## STATED GOAL
Take the data that follows and retype it word for word.

***** RECORDS *****

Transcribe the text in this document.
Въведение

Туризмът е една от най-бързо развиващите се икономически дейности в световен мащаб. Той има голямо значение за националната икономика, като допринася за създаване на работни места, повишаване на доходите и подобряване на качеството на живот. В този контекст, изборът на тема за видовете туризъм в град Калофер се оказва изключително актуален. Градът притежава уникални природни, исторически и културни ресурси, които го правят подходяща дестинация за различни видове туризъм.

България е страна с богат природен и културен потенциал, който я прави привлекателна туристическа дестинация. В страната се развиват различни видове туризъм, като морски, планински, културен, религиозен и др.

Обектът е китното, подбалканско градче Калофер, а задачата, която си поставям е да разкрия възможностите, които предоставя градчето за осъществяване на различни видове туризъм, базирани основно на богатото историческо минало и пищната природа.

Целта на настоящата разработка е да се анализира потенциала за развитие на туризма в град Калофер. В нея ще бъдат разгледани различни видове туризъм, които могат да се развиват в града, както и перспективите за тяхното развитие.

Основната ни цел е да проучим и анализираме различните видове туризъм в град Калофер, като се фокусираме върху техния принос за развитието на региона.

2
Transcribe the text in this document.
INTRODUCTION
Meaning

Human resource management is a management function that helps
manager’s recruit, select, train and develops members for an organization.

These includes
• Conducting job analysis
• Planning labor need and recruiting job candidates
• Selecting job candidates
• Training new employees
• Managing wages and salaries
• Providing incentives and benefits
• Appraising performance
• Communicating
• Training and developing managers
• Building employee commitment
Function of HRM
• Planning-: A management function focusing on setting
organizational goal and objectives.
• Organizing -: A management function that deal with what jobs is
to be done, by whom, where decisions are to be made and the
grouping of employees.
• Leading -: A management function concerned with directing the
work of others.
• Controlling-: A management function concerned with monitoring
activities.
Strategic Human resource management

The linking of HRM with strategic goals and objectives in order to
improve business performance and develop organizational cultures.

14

*****

## ANSWER BELOW
Transcribe the text in this document.
Въведение

Туризмът е една от най-бързо развиващите се икономически дейности в световен мащаб. Той има голямо значение за националната икономика, като допринася за създаване на работни места, повишаване на доходите и подобряване на качеството на живот. В този контекст, изборът на тема за видовете туризъм в град Калофер се оказва изключително актуален. Градът притежава уникални природни, исторически и културни ресурси, които го правят подходяща дестинация за различни видове туризъм.

България е страна с богат природен и културен потенциал, който я прави привлекателна туристическа дестинация. В страната се развиват различни видове туризъм, като морски, планински, културен, религиозен и др.

Обектът е китното, подбалканско градче Калофер, а задачата, която си поставям е да разкрия възможностите, които предоставя градчето за осъществяване на различни видове туризъм, базирани основно на богатото историческо минало и пищната природа.

Целта на настоящата разработка е да се анализира потенциала за развитие на туризма в град Калофер. В нея ще бъдат разгледани различни видове туризъм, които могат да се развиват в града, както и перспективите за тяхното развитие.

Основната ни цел е да проучим и анализираме различните видове туризъм в град Калофер, като се фокусираме върху техния принос за развитието на региона.

2
Transcribe the text in this document.
INTRODUCTION
Meaning

Human resource management is a management function that helps
manager’s recruit, select, train and develops members for an organization.

These includes
• Conducting job analysis
• Planning labor need and recruiting job candidates
• Selecting job candidates
• Training new employees
• Managing wages and salaries
• Providing incentives and benefits
• Appraising performance
• Communicating
• Training and developing managers
• Building employee commitment
Function of HRM
• Planning-: A management function focusing on setting
organizational goal and objectives.
• Organizing -: A management function that deal with what jobs is
to be done, by whom, where decisions are to be made and the
grouping of employees.
• Leading -: A management function concerned with directing the
work of others.
• Controlling-: A management function concerned with monitoring
activities.
Strategic Human resource management

The linking of HRM with strategic goals and objectives in order to
improve business performance and develop organizational cultures.

14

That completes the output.